Gather, from the data below, each line in which the word "What" occurs.

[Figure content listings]
━━━

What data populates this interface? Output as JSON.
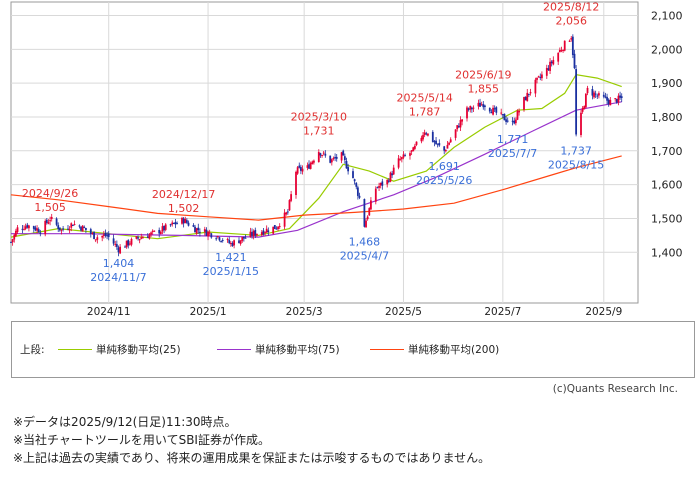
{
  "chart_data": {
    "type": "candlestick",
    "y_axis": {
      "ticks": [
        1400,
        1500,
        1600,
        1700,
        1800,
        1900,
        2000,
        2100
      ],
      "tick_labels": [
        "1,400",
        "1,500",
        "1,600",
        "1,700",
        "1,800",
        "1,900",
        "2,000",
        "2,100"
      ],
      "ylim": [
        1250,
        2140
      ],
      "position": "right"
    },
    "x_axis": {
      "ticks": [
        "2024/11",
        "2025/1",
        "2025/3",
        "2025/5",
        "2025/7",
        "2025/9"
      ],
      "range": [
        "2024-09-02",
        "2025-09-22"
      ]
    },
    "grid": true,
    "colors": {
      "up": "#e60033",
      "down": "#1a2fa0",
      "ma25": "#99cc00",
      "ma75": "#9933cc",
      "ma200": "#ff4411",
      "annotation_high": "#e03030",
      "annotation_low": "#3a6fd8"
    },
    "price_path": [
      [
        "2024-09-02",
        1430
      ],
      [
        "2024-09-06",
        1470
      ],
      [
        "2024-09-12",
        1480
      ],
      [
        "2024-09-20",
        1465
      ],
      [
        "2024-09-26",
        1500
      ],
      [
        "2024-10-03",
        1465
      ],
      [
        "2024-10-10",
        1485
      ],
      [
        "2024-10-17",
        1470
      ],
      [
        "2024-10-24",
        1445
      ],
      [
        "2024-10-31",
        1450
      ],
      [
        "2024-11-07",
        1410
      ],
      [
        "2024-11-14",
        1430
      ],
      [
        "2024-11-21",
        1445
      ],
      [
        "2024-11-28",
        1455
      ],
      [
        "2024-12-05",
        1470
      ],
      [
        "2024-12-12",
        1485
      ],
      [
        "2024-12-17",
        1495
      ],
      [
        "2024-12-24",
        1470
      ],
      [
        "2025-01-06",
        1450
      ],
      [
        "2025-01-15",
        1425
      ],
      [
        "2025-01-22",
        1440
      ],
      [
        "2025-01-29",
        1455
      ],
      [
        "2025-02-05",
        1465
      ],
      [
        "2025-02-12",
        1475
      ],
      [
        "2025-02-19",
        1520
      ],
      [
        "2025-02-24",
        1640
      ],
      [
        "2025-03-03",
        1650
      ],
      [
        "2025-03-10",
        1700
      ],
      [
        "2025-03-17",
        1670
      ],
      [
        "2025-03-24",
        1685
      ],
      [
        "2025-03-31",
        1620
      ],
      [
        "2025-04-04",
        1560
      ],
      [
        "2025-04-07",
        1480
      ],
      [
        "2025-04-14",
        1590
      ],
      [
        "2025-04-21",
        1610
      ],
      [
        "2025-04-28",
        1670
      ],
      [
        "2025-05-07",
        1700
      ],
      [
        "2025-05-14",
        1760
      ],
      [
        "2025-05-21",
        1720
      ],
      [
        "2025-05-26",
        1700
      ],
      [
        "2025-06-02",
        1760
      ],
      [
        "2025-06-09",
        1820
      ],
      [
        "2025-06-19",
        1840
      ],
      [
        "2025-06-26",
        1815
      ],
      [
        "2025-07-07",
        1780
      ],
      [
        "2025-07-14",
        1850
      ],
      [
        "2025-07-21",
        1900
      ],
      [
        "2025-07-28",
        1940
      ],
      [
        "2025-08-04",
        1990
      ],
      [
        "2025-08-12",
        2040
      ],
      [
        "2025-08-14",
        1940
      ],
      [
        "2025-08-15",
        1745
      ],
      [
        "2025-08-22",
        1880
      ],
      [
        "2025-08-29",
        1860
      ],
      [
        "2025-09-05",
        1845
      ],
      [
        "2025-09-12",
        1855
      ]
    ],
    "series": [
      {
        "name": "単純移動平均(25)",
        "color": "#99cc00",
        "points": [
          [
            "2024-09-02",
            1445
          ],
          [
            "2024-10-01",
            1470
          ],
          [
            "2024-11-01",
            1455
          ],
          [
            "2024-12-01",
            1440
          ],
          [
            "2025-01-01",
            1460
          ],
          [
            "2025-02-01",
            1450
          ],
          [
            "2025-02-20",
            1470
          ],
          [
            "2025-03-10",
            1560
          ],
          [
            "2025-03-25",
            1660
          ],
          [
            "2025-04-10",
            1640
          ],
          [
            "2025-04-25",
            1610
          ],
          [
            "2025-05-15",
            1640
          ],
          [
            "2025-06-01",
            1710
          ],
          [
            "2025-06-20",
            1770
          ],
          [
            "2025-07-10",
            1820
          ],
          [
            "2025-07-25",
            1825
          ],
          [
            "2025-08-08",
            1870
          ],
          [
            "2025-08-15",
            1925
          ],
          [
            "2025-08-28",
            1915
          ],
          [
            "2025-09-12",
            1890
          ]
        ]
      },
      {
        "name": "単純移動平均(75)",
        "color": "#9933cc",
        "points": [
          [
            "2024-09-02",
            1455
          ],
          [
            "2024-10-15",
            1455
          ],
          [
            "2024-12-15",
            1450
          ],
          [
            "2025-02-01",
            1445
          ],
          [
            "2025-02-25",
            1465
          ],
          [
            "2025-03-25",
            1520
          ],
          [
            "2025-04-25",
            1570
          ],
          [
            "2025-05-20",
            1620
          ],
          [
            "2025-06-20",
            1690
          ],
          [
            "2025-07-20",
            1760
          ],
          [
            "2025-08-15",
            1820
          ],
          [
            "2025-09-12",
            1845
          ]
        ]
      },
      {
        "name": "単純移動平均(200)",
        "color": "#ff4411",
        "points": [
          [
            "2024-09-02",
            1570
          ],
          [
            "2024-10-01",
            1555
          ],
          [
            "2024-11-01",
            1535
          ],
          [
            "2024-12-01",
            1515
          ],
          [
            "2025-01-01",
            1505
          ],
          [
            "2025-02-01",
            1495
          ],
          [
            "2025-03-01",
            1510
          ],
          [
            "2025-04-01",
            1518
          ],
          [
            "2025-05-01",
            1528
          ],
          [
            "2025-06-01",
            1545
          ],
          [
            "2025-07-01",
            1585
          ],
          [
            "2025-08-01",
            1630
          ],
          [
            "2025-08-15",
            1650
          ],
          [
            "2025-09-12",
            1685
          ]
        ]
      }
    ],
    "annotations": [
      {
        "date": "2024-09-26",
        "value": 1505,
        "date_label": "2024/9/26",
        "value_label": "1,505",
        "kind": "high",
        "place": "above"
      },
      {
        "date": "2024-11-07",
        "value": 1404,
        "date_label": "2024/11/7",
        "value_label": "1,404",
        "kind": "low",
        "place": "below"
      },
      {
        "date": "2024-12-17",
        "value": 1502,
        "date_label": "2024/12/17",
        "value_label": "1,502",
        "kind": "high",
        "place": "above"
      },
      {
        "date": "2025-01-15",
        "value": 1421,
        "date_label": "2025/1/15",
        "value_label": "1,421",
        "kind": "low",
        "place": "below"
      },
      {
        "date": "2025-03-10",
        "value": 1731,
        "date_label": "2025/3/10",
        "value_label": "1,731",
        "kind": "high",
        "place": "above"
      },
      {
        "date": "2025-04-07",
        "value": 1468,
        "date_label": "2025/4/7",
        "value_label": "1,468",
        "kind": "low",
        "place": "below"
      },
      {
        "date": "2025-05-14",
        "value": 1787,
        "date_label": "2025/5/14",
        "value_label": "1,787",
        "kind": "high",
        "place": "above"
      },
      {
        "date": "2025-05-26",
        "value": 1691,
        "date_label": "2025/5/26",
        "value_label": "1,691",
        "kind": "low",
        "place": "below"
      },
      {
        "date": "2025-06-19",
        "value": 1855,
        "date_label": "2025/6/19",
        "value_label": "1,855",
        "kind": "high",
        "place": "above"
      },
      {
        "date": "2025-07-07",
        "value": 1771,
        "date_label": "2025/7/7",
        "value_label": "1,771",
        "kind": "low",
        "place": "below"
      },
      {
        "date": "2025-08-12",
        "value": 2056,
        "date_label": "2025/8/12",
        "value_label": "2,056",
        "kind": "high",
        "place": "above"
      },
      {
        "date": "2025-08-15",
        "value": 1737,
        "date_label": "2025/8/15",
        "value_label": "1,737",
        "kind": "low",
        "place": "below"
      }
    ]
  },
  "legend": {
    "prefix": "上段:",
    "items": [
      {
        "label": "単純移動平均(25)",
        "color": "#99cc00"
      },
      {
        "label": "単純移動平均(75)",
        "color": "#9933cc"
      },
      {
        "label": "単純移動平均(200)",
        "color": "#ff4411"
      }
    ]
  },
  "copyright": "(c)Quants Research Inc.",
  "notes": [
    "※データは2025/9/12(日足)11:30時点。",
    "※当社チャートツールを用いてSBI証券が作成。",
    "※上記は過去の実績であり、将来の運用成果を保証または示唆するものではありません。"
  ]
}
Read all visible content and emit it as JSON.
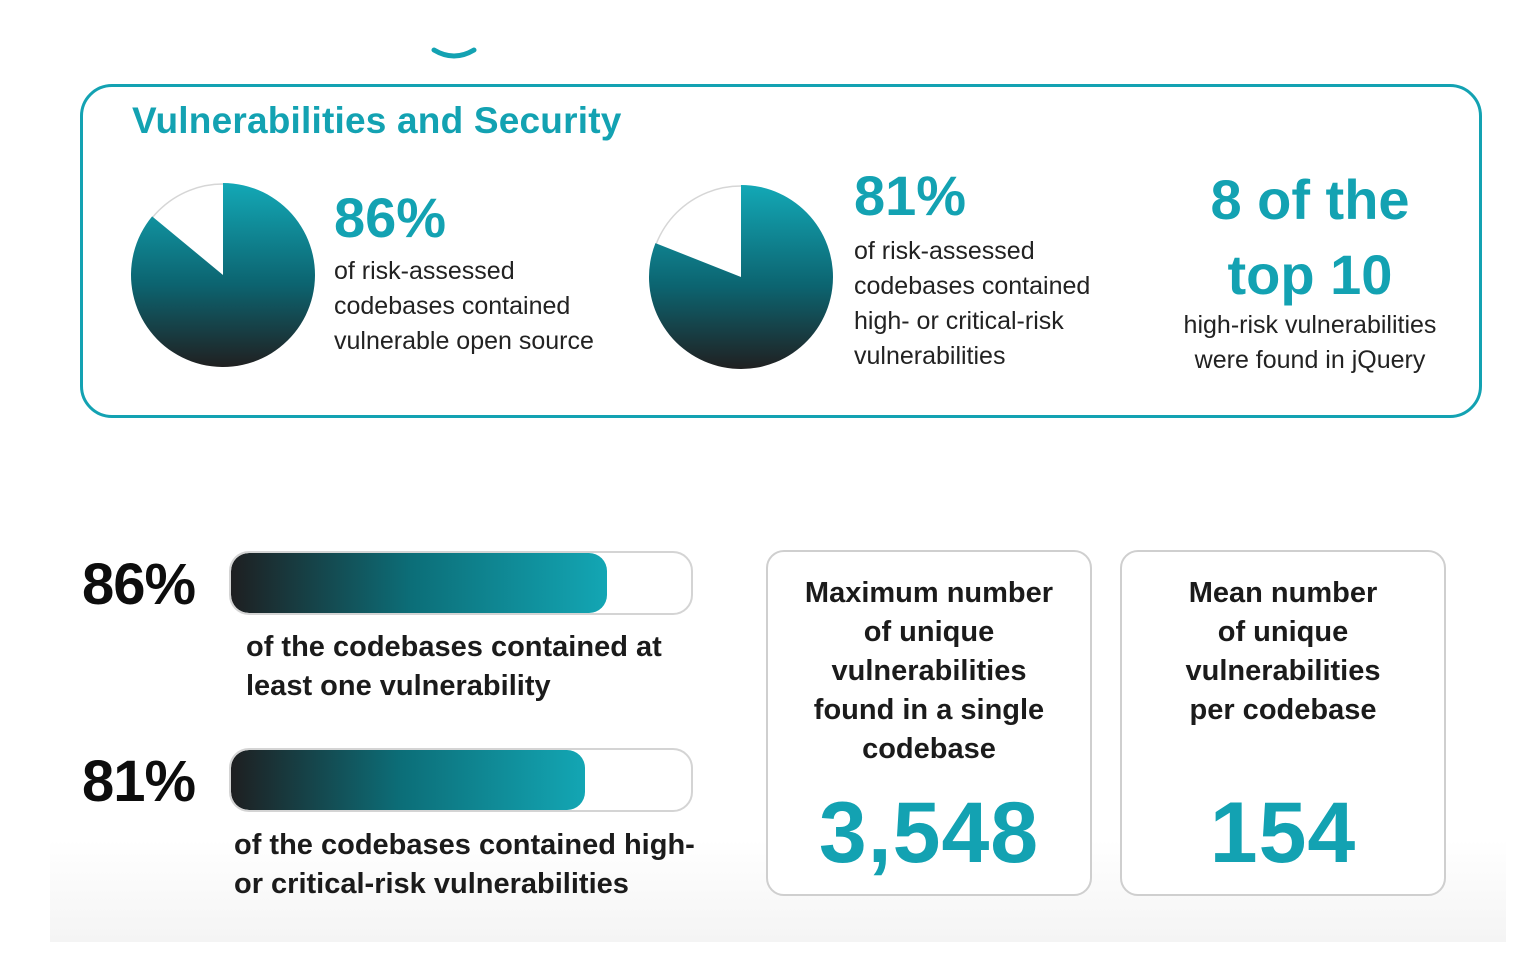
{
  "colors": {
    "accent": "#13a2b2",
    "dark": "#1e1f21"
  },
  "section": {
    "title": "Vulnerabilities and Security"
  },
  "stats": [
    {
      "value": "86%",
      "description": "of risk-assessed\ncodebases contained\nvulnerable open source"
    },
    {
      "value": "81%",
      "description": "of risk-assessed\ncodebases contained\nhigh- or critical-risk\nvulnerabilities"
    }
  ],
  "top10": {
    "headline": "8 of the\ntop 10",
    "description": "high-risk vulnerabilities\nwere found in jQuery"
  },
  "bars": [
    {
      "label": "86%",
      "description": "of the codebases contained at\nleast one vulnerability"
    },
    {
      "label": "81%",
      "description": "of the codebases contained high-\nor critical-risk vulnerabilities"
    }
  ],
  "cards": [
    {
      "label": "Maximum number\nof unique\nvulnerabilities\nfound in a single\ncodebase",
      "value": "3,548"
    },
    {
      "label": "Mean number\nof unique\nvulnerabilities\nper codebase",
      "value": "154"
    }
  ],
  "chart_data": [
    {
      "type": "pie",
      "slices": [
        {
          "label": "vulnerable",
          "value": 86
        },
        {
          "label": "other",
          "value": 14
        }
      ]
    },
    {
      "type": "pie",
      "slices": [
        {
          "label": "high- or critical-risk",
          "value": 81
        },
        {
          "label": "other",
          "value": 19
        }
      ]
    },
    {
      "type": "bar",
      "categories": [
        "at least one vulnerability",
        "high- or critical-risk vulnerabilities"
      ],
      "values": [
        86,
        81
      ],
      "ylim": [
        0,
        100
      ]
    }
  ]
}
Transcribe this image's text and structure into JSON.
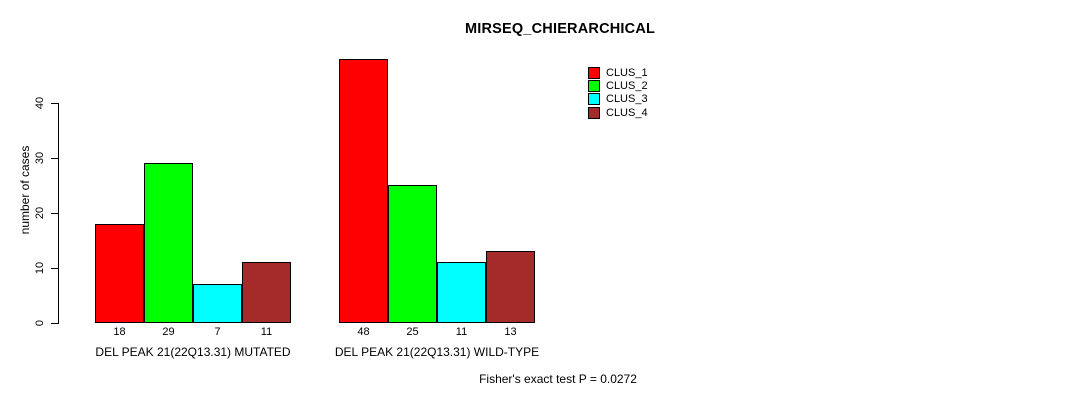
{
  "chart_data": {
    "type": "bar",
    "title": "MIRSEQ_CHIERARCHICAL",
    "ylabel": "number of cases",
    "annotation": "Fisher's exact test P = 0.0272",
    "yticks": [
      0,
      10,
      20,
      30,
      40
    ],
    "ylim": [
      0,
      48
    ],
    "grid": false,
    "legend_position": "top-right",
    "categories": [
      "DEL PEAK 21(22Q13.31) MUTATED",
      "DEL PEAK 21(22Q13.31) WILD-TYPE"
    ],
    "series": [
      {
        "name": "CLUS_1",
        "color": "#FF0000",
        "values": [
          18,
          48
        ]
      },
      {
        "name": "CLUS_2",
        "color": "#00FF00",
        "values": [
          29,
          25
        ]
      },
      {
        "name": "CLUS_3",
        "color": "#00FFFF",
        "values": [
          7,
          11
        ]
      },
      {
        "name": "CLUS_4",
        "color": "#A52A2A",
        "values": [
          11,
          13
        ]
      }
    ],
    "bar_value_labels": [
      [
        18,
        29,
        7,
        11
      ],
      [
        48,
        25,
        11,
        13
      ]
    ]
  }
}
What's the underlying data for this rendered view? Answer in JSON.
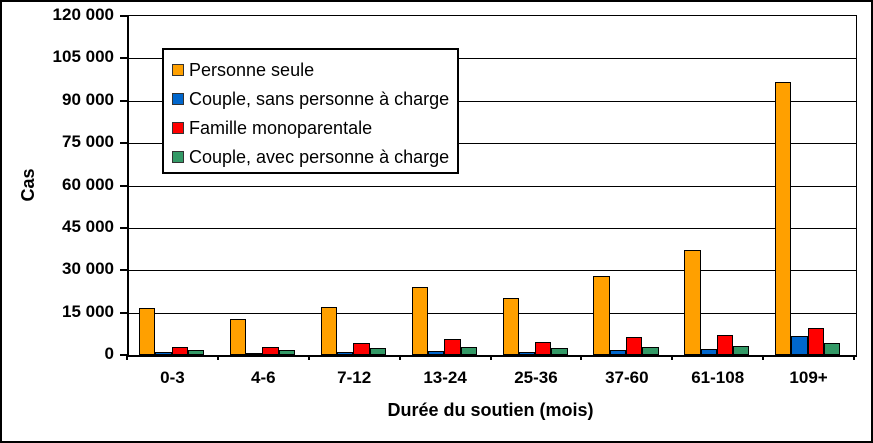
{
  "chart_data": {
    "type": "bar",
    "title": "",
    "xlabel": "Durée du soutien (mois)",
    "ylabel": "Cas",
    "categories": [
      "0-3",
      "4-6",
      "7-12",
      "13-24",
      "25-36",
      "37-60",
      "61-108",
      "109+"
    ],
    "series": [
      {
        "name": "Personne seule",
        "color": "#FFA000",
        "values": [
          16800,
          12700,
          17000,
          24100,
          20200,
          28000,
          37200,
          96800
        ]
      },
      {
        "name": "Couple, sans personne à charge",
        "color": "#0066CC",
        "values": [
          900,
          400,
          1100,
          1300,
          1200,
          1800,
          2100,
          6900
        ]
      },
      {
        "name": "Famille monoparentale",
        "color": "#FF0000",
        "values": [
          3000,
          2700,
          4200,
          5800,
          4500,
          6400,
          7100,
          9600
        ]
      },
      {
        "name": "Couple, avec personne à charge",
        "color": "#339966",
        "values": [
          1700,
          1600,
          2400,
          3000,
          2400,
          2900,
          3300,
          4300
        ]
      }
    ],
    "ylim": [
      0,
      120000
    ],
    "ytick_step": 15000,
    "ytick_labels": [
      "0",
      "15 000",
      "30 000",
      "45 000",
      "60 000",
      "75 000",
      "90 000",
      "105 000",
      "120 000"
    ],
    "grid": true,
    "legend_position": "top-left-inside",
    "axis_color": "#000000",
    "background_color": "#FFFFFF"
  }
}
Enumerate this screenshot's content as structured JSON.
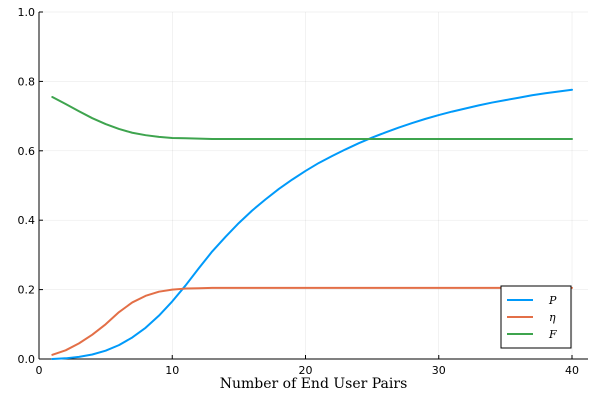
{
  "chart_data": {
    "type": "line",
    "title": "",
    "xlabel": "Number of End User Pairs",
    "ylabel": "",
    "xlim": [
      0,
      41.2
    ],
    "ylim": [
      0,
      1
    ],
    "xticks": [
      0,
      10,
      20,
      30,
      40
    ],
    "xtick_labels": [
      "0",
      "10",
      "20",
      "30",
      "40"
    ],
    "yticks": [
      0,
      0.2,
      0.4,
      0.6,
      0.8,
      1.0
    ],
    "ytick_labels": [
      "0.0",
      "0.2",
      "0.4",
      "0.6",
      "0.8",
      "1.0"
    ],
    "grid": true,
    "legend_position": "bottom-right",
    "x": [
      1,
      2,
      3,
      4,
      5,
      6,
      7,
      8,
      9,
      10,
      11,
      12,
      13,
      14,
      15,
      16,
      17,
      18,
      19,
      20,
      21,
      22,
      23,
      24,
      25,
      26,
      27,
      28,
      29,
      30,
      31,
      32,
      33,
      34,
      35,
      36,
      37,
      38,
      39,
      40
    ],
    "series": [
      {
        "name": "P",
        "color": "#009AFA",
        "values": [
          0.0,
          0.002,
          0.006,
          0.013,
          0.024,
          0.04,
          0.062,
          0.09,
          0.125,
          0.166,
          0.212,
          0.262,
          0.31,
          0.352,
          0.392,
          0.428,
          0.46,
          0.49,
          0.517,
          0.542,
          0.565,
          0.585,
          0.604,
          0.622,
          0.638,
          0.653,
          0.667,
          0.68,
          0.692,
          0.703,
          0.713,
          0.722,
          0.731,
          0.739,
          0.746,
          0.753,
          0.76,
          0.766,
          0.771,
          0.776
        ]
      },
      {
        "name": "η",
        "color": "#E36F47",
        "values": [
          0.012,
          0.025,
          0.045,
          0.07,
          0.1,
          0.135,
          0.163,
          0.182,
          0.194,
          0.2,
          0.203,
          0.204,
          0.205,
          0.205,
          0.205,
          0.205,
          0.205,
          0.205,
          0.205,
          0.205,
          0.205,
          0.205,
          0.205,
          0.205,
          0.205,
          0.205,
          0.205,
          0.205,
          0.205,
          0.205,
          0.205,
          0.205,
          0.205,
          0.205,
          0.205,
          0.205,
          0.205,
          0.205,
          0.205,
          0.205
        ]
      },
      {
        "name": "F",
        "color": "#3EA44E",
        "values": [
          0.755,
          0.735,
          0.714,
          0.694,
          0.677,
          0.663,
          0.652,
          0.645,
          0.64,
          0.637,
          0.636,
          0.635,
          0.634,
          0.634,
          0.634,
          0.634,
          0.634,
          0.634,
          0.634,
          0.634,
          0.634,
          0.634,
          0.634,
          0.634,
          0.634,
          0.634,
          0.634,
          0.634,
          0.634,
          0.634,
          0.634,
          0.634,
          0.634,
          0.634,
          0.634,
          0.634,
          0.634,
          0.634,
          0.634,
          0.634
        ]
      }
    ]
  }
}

━━━

*TASK ANSWER:*
What data populates this interface? Output as JSON.
What's the underlying data for this rendered view? Answer in JSON.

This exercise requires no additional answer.